Provided material:
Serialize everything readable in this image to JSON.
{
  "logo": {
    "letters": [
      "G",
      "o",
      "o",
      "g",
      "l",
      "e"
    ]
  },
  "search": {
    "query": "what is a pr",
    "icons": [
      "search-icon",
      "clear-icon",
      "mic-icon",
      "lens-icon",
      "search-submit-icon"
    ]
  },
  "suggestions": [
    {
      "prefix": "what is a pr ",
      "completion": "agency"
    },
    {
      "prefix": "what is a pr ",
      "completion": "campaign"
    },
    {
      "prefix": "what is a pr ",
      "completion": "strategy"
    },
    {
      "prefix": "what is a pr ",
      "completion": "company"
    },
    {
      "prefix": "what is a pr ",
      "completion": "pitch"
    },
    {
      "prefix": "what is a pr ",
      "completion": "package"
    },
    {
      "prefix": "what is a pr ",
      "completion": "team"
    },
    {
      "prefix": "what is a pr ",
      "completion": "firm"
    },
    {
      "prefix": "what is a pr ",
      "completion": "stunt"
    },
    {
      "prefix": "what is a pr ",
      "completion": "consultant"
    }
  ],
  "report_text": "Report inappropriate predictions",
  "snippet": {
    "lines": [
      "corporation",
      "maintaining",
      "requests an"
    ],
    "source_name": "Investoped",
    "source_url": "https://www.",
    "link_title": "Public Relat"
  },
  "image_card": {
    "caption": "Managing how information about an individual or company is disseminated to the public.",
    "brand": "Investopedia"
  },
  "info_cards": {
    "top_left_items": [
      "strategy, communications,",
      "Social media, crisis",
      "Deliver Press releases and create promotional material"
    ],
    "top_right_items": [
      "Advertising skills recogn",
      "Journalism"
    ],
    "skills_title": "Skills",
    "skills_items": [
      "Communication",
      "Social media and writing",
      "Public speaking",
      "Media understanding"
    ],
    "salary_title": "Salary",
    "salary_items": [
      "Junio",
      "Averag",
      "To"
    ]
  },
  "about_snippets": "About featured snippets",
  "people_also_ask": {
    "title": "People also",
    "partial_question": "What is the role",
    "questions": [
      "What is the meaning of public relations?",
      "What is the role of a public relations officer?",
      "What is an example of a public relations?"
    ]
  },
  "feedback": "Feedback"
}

The exercise: Give the listing above again, word for word.

Answer to this exercise:
Serialize everything readable in this image to JSON.
{
  "logo": {
    "letters": [
      "G",
      "o",
      "o",
      "g",
      "l",
      "e"
    ]
  },
  "search": {
    "query": "what is a pr",
    "icons": [
      "search-icon",
      "clear-icon",
      "mic-icon",
      "lens-icon",
      "search-submit-icon"
    ]
  },
  "suggestions": [
    {
      "prefix": "what is a pr ",
      "completion": "agency"
    },
    {
      "prefix": "what is a pr ",
      "completion": "campaign"
    },
    {
      "prefix": "what is a pr ",
      "completion": "strategy"
    },
    {
      "prefix": "what is a pr ",
      "completion": "company"
    },
    {
      "prefix": "what is a pr ",
      "completion": "pitch"
    },
    {
      "prefix": "what is a pr ",
      "completion": "package"
    },
    {
      "prefix": "what is a pr ",
      "completion": "team"
    },
    {
      "prefix": "what is a pr ",
      "completion": "firm"
    },
    {
      "prefix": "what is a pr ",
      "completion": "stunt"
    },
    {
      "prefix": "what is a pr ",
      "completion": "consultant"
    }
  ],
  "report_text": "Report inappropriate predictions",
  "snippet": {
    "lines": [
      "corporation",
      "maintaining",
      "requests an"
    ],
    "source_name": "Investoped",
    "source_url": "https://www.",
    "link_title": "Public Relat"
  },
  "image_card": {
    "caption": "Managing how information about an individual or company is disseminated to the public.",
    "brand": "Investopedia"
  },
  "info_cards": {
    "top_left_items": [
      "strategy, communications,",
      "Social media, crisis",
      "Deliver Press releases and create promotional material"
    ],
    "top_right_items": [
      "Advertising skills recogn",
      "Journalism"
    ],
    "skills_title": "Skills",
    "skills_items": [
      "Communication",
      "Social media and writing",
      "Public speaking",
      "Media understanding"
    ],
    "salary_title": "Salary",
    "salary_items": [
      "Junio",
      "Averag",
      "To"
    ]
  },
  "about_snippets": "About featured snippets",
  "people_also_ask": {
    "title": "People also",
    "partial_question": "What is the role",
    "questions": [
      "What is the meaning of public relations?",
      "What is the role of a public relations officer?",
      "What is an example of a public relations?"
    ]
  },
  "feedback": "Feedback"
}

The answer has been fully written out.